Goal of the exercise: Copy each line of the entries that contains the word "type".

Figure content listings:
— Begin —

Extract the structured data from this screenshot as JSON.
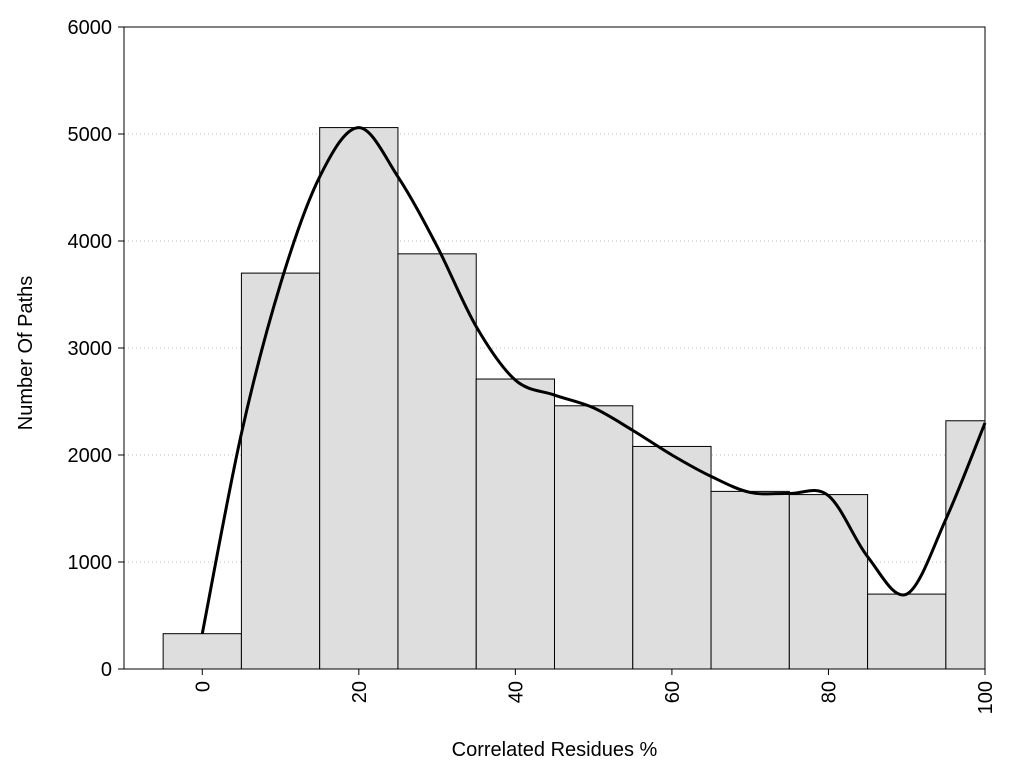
{
  "chart_data": {
    "type": "bar",
    "title": "",
    "xlabel": "Correlated Residues %",
    "ylabel": "Number Of Paths",
    "x": [
      0,
      10,
      20,
      30,
      40,
      50,
      60,
      70,
      80,
      90,
      100
    ],
    "values": [
      330,
      3700,
      5060,
      3880,
      2710,
      2460,
      2080,
      1660,
      1630,
      700,
      2320
    ],
    "bin_width": 10,
    "xlim": [
      -10,
      100
    ],
    "ylim": [
      0,
      6000
    ],
    "xticks": [
      "0",
      "20",
      "40",
      "60",
      "80",
      "100"
    ],
    "xtick_values": [
      0,
      20,
      40,
      60,
      80,
      100
    ],
    "yticks": [
      "0",
      "1000",
      "2000",
      "3000",
      "4000",
      "5000",
      "6000"
    ],
    "ytick_values": [
      0,
      1000,
      2000,
      3000,
      4000,
      5000,
      6000
    ],
    "grid": "horizontal dotted",
    "legend": "none",
    "curve": {
      "type": "smoothed line",
      "x": [
        0,
        5,
        10,
        15,
        20,
        25,
        30,
        35,
        40,
        45,
        50,
        55,
        60,
        65,
        70,
        75,
        80,
        85,
        90,
        95,
        100
      ],
      "y": [
        330,
        2200,
        3600,
        4600,
        5060,
        4600,
        3950,
        3200,
        2700,
        2560,
        2440,
        2230,
        2000,
        1800,
        1650,
        1640,
        1620,
        1050,
        700,
        1400,
        2300
      ]
    },
    "colors": {
      "bar_fill": "#dedede",
      "bar_stroke": "#000000",
      "curve": "#000000",
      "grid": "#bbbbbb"
    }
  }
}
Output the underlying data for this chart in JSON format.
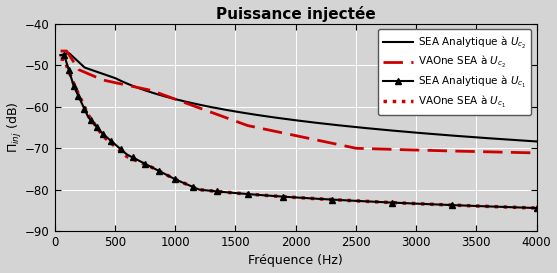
{
  "title": "Puissance injectée",
  "xlabel": "Fréquence (Hz)",
  "ylabel": "$\\Pi_{inj}$ (dB)",
  "xlim": [
    0,
    4000
  ],
  "ylim": [
    -90,
    -40
  ],
  "yticks": [
    -90,
    -80,
    -70,
    -60,
    -50,
    -40
  ],
  "xticks": [
    0,
    500,
    1000,
    1500,
    2000,
    2500,
    3000,
    3500,
    4000
  ],
  "bg_color": "#d4d4d4",
  "grid_color": "#ffffff",
  "line1_color": "#000000",
  "line2_color": "#cc0000",
  "line3_color": "#000000",
  "line4_color": "#cc0000"
}
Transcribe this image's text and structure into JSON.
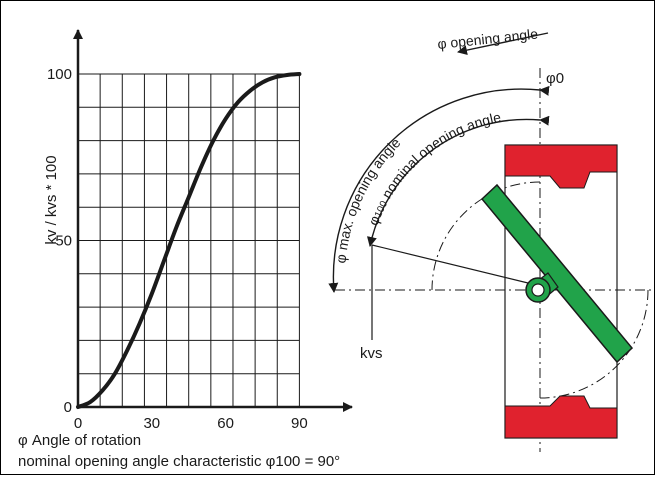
{
  "chart_data": {
    "type": "line",
    "ylabel": "kv / kvs * 100",
    "xlabel": "φ Angle of rotation",
    "caption": "nominal opening angle characteristic φ100 = 90°",
    "x_ticks": [
      "0",
      "30",
      "60",
      "90"
    ],
    "y_ticks": [
      "0",
      "50",
      "100"
    ],
    "xlim": [
      0,
      100
    ],
    "ylim": [
      0,
      110
    ],
    "grid": true,
    "series": [
      {
        "x": [
          0,
          5,
          10,
          15,
          20,
          25,
          30,
          35,
          40,
          45,
          50,
          55,
          60,
          65,
          70,
          75,
          80,
          85,
          90
        ],
        "y": [
          0,
          1.5,
          5,
          10,
          17,
          25,
          34,
          44,
          54,
          63,
          72,
          80,
          86.5,
          91.5,
          95,
          97.5,
          99,
          99.7,
          100
        ]
      }
    ]
  },
  "diagram": {
    "phi_opening_angle": "φ opening angle",
    "phi_zero": "φ0",
    "phi_max_opening_angle": "φ max. opening angle",
    "phi_sub": "100",
    "phi_nominal_opening_angle": " nominal opening angle",
    "phi_symbol": "φ",
    "kvs": "kvs"
  },
  "colors": {
    "flap": "#21a34a",
    "seat": "#e0222e",
    "stroke": "#1a1a1a"
  }
}
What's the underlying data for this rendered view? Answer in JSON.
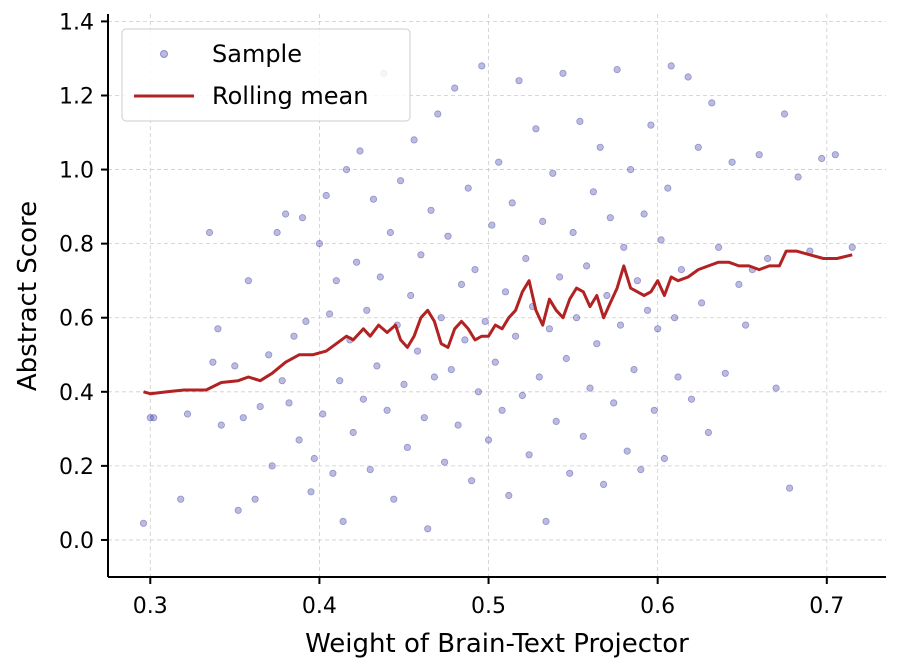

— End —

Final result:
    "type": "bar",
      "type": "smoothed line",
    "type": "line",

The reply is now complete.